**Exercise materials**
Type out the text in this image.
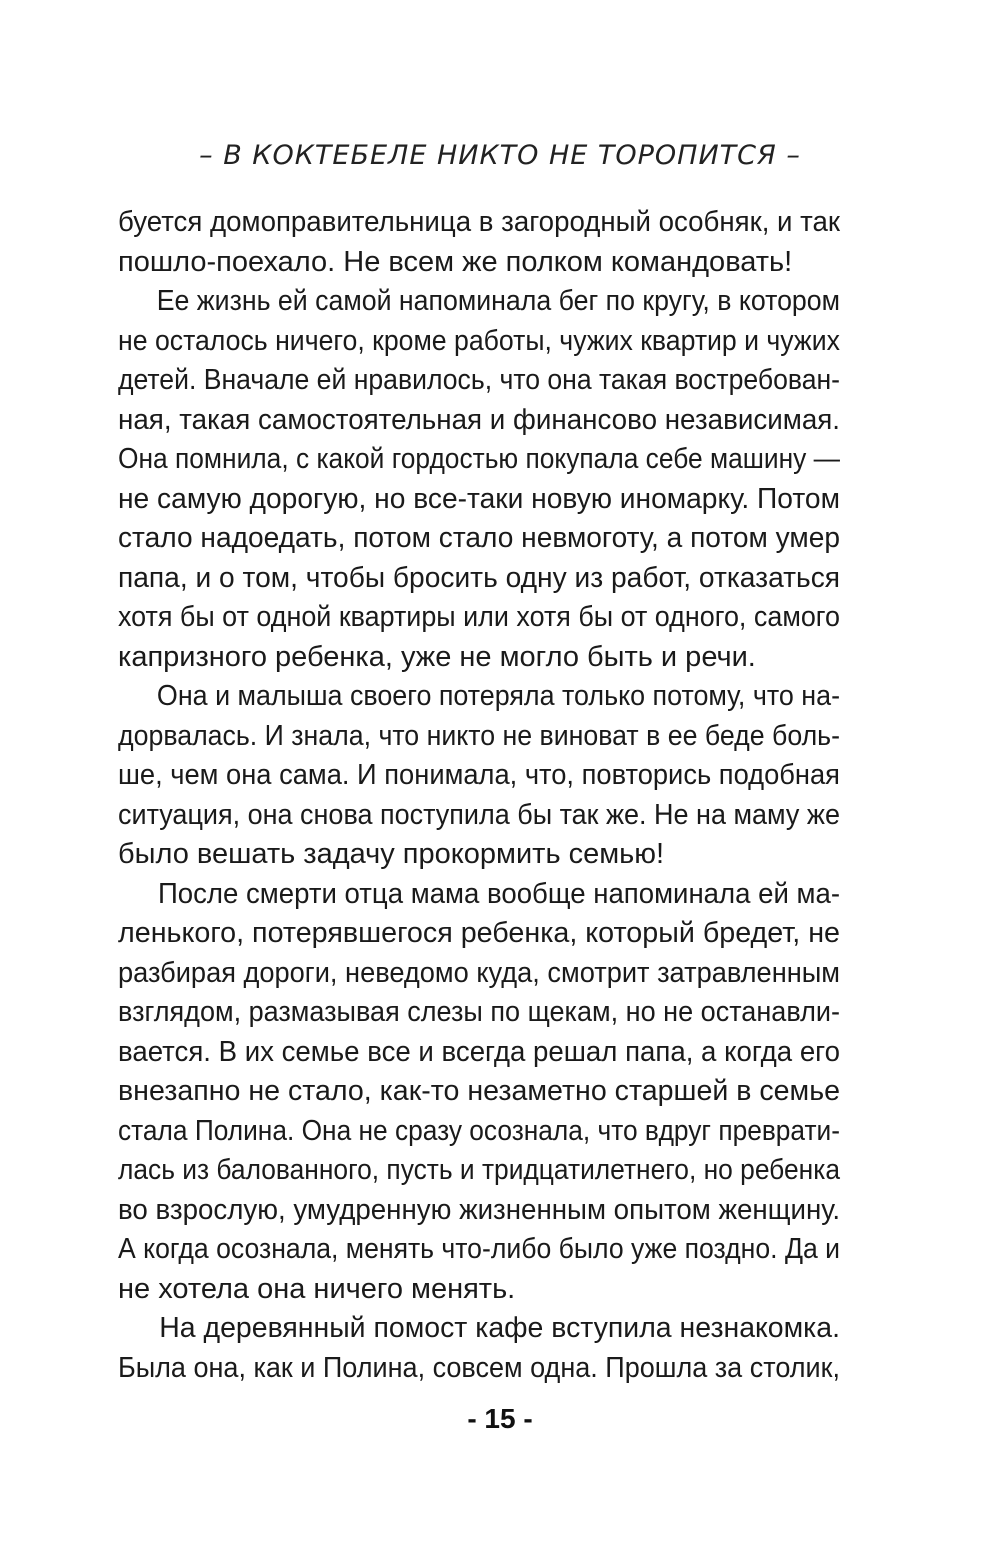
– В КОКТЕБЕЛЕ НИКТО НЕ ТОРОПИТСЯ –
буется домоправительница в загородный особняк, и так
пошло-поехало. Не всем же полком командовать!
Ее жизнь ей самой напоминала бег по кругу, в котором
не осталось ничего, кроме работы, чужих квартир и чужих
детей. Вначале ей нравилось, что она такая востребован-
ная, такая самостоятельная и финансово независимая.
Она помнила, с какой гордостью покупала себе машину —
не самую дорогую, но все-таки новую иномарку. Потом
стало надоедать, потом стало невмоготу, а потом умер
папа, и о том, чтобы бросить одну из работ, отказаться
хотя бы от одной квартиры или хотя бы от одного, самого
капризного ребенка, уже не могло быть и речи.
Она и малыша своего потеряла только потому, что на-
дорвалась. И знала, что никто не виноват в ее беде боль-
ше, чем она сама. И понимала, что, повторись подобная
ситуация, она снова поступила бы так же. Не на маму же
было вешать задачу прокормить семью!
После смерти отца мама вообще напоминала ей ма-
ленького, потерявшегося ребенка, который бредет, не
разбирая дороги, неведомо куда, смотрит затравленным
взглядом, размазывая слезы по щекам, но не останавли-
вается. В их семье все и всегда решал папа, а когда его
внезапно не стало, как-то незаметно старшей в семье
стала Полина. Она не сразу осознала, что вдруг преврати-
лась из балованного, пусть и тридцатилетнего, но ребенка
во взрослую, умудренную жизненным опытом женщину.
А когда осознала, менять что-либо было уже поздно. Да и
не хотела она ничего менять.
На деревянный помост кафе вступила незнакомка.
Была она, как и Полина, совсем одна. Прошла за столик,
- 15 -
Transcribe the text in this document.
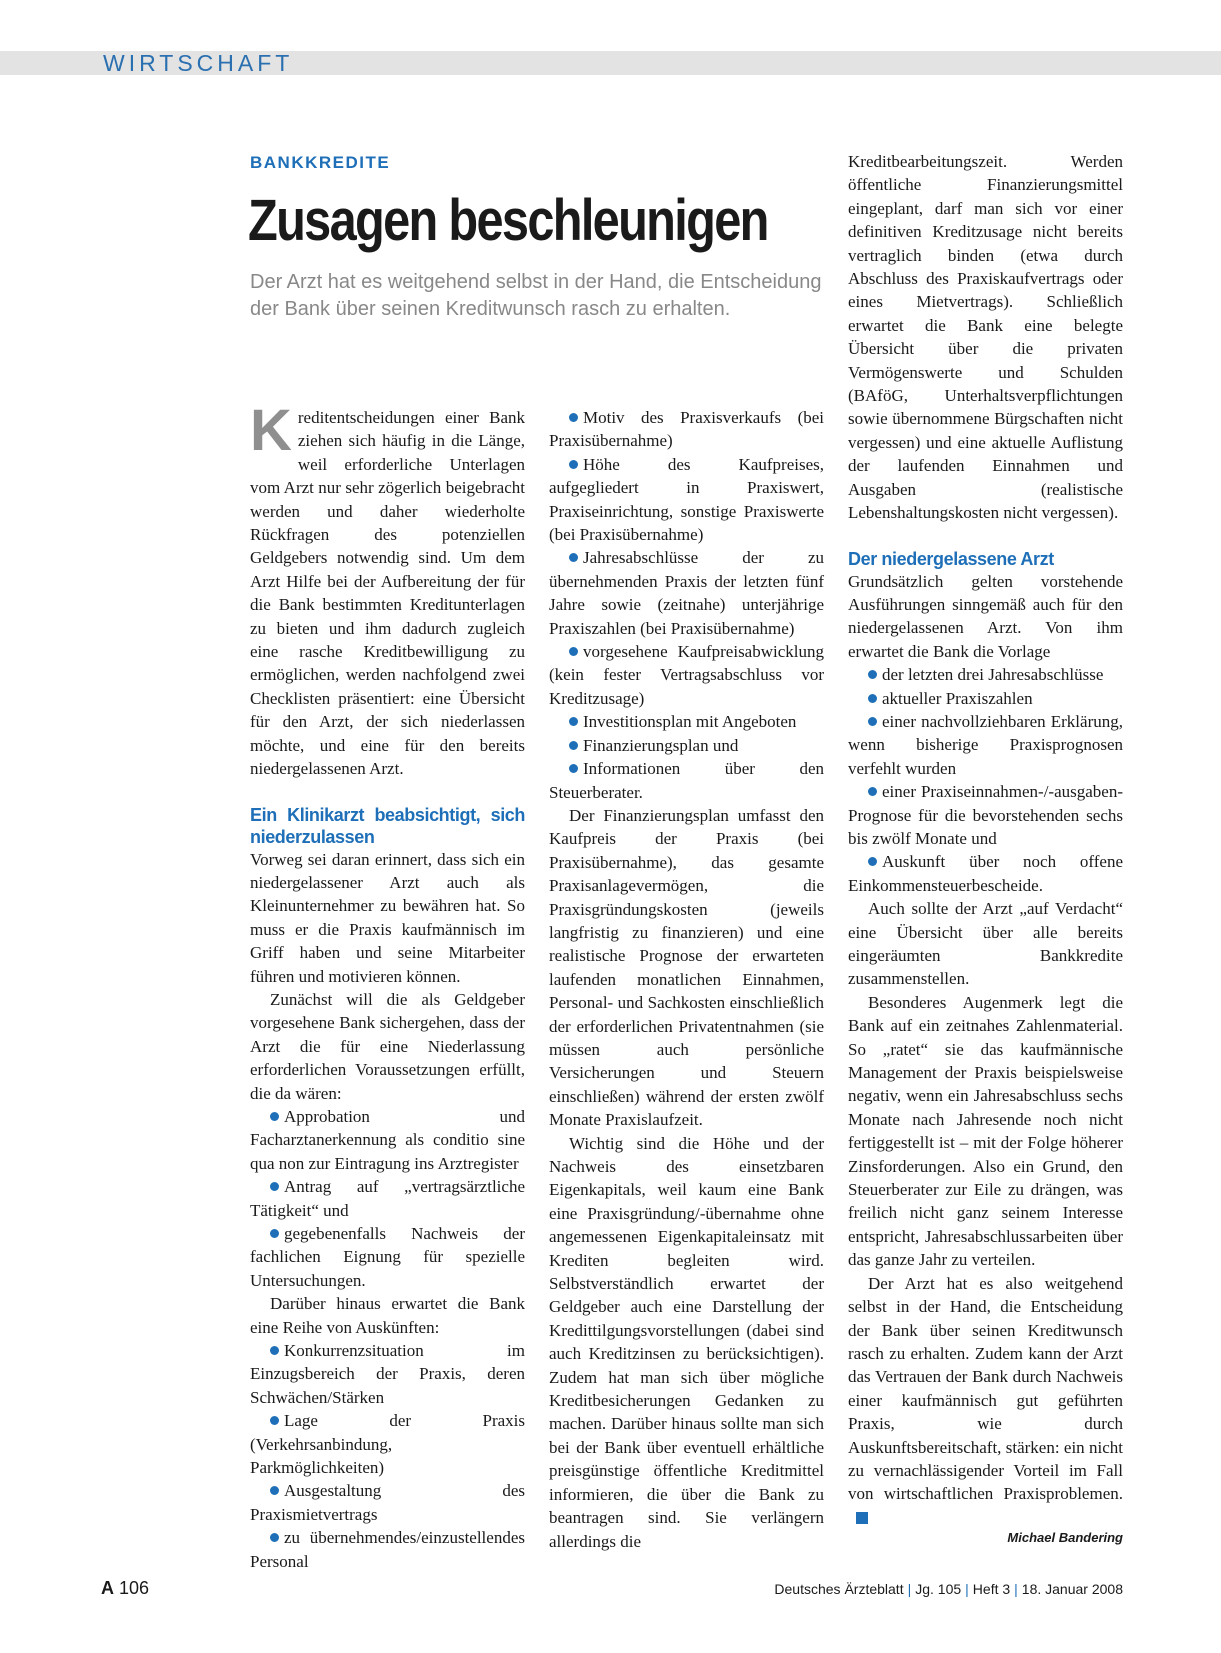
WIRTSCHAFT
BANKKREDITE
Zusagen beschleunigen
Der Arzt hat es weitgehend selbst in der Hand, die Entscheidung der Bank über seinen Kreditwunsch rasch zu erhalten.

Kreditentscheidungen einer Bank ziehen sich häufig in die Länge, weil erforderliche Unterlagen vom Arzt nur sehr zögerlich beigebracht werden und daher wiederholte Rückfragen des potenziellen Geldgebers notwendig sind. Um dem Arzt Hilfe bei der Aufbereitung der für die Bank bestimmten Kreditunterlagen zu bieten und ihm dadurch zugleich eine rasche Kreditbewilligung zu ermöglichen, werden nachfolgend zwei Checklisten präsentiert: eine Übersicht für den Arzt, der sich niederlassen möchte, und eine für den bereits niedergelassenen Arzt.

Ein Klinikarzt beabsichtigt, sich niederzulassen

Vorweg sei daran erinnert, dass sich ein niedergelassener Arzt auch als Kleinunternehmer zu bewähren hat. So muss er die Praxis kaufmännisch im Griff haben und seine Mitarbeiter führen und motivieren können.

Zunächst will die als Geldgeber vorgesehene Bank sichergehen, dass der Arzt die für eine Niederlassung erforderlichen Voraussetzungen erfüllt, die da wären:

Approbation und Facharztanerkennung als conditio sine qua non zur Eintragung ins Arztregister

Antrag auf „vertragsärztliche Tätigkeit“ und

gegebenenfalls Nachweis der fachlichen Eignung für spezielle Untersuchungen.

Darüber hinaus erwartet die Bank eine Reihe von Auskünften:

Konkurrenzsituation im Einzugsbereich der Praxis, deren Schwächen/Stärken

Lage der Praxis (Verkehrsanbindung, Parkmöglichkeiten)

Ausgestaltung des Praxismietvertrags

zu übernehmendes/einzustellendes Personal

Motiv des Praxisverkaufs (bei Praxisübernahme)

Höhe des Kaufpreises, aufgegliedert in Praxiswert, Praxiseinrichtung, sonstige Praxiswerte (bei Praxisübernahme)

Jahresabschlüsse der zu übernehmenden Praxis der letzten fünf Jahre sowie (zeitnahe) unterjährige Praxiszahlen (bei Praxisübernahme)

vorgesehene Kaufpreisabwicklung (kein fester Vertragsabschluss vor Kreditzusage)

Investitionsplan mit Angeboten

Finanzierungsplan und

Informationen über den Steuerberater.

Der Finanzierungsplan umfasst den Kaufpreis der Praxis (bei Praxisübernahme), das gesamte Praxisanlagevermögen, die Praxisgründungskosten (jeweils langfristig zu finanzieren) und eine realistische Prognose der erwarteten laufenden monatlichen Einnahmen, Personal- und Sachkosten einschließlich der erforderlichen Privatentnahmen (sie müssen auch persönliche Versicherungen und Steuern einschließen) während der ersten zwölf Monate Praxislaufzeit.

Wichtig sind die Höhe und der Nachweis des einsetzbaren Eigenkapitals, weil kaum eine Bank eine Praxisgründung/-übernahme ohne angemessenen Eigenkapitaleinsatz mit Krediten begleiten wird. Selbstverständlich erwartet der Geldgeber auch eine Darstellung der Kredittilgungsvorstellungen (dabei sind auch Kreditzinsen zu berücksichtigen). Zudem hat man sich über mögliche Kreditbesicherungen Gedanken zu machen. Darüber hinaus sollte man sich bei der Bank über eventuell erhältliche preisgünstige öffentliche Kreditmittel informieren, die über die Bank zu beantragen sind. Sie verlängern allerdings die

Kreditbearbeitungszeit. Werden öffentliche Finanzierungsmittel eingeplant, darf man sich vor einer definitiven Kreditzusage nicht bereits vertraglich binden (etwa durch Abschluss des Praxiskaufvertrags oder eines Mietvertrags). Schließlich erwartet die Bank eine belegte Übersicht über die privaten Vermögenswerte und Schulden (BAföG, Unterhaltsverpflichtungen sowie übernommene Bürgschaften nicht vergessen) und eine aktuelle Auflistung der laufenden Einnahmen und Ausgaben (realistische Lebenshaltungskosten nicht vergessen).

Der niedergelassene Arzt

Grundsätzlich gelten vorstehende Ausführungen sinngemäß auch für den niedergelassenen Arzt. Von ihm erwartet die Bank die Vorlage

der letzten drei Jahresabschlüsse

aktueller Praxiszahlen

einer nachvollziehbaren Erklärung, wenn bisherige Praxisprognosen verfehlt wurden

einer Praxiseinnahmen-/-ausgaben-Prognose für die bevorstehenden sechs bis zwölf Monate und

Auskunft über noch offene Einkommensteuerbescheide.

Auch sollte der Arzt „auf Verdacht“ eine Übersicht über alle bereits eingeräumten Bankkredite zusammenstellen.

Besonderes Augenmerk legt die Bank auf ein zeitnahes Zahlenmaterial. So „ratet“ sie das kaufmännische Management der Praxis beispielsweise negativ, wenn ein Jahresabschluss sechs Monate nach Jahresende noch nicht fertiggestellt ist – mit der Folge höherer Zinsforderungen. Also ein Grund, den Steuerberater zur Eile zu drängen, was freilich nicht ganz seinem Interesse entspricht, Jahresabschlussarbeiten über das ganze Jahr zu verteilen.

Der Arzt hat es also weitgehend selbst in der Hand, die Entscheidung der Bank über seinen Kreditwunsch rasch zu erhalten. Zudem kann der Arzt das Vertrauen der Bank durch Nachweis einer kaufmännisch gut geführten Praxis, wie durch Auskunftsbereitschaft, stärken: ein nicht zu vernachlässigender Vorteil im Fall von wirtschaftlichen Praxisproblemen.

Michael Bandering

A 106	Deutsches Ärzteblatt | Jg. 105 | Heft 3 | 18. Januar 2008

**Written problem**
Using the listing above, list every line in which the string "hinaus" occurs.

**Solution to the exercise**
Darüber hinaus erwartet die Bank eine Reihe von Auskünften:
Wichtig sind die Höhe und der Nachweis des einsetzbaren Eigenkapitals, weil kaum eine Bank eine Praxisgründung/-übernahme ohne angemessenen Eigenkapitaleinsatz mit Krediten begleiten wird. Selbstverständlich erwartet der Geldgeber auch eine Darstellung der Kredittilgungsvorstellungen (dabei sind auch Kreditzinsen zu berücksichtigen). Zudem hat man sich über mögliche Kreditbesicherungen Gedanken zu machen. Darüber hinaus sollte man sich bei der Bank über eventuell erhältliche preisgünstige öffentliche Kreditmittel informieren, die über die Bank zu beantragen sind. Sie verlängern allerdings die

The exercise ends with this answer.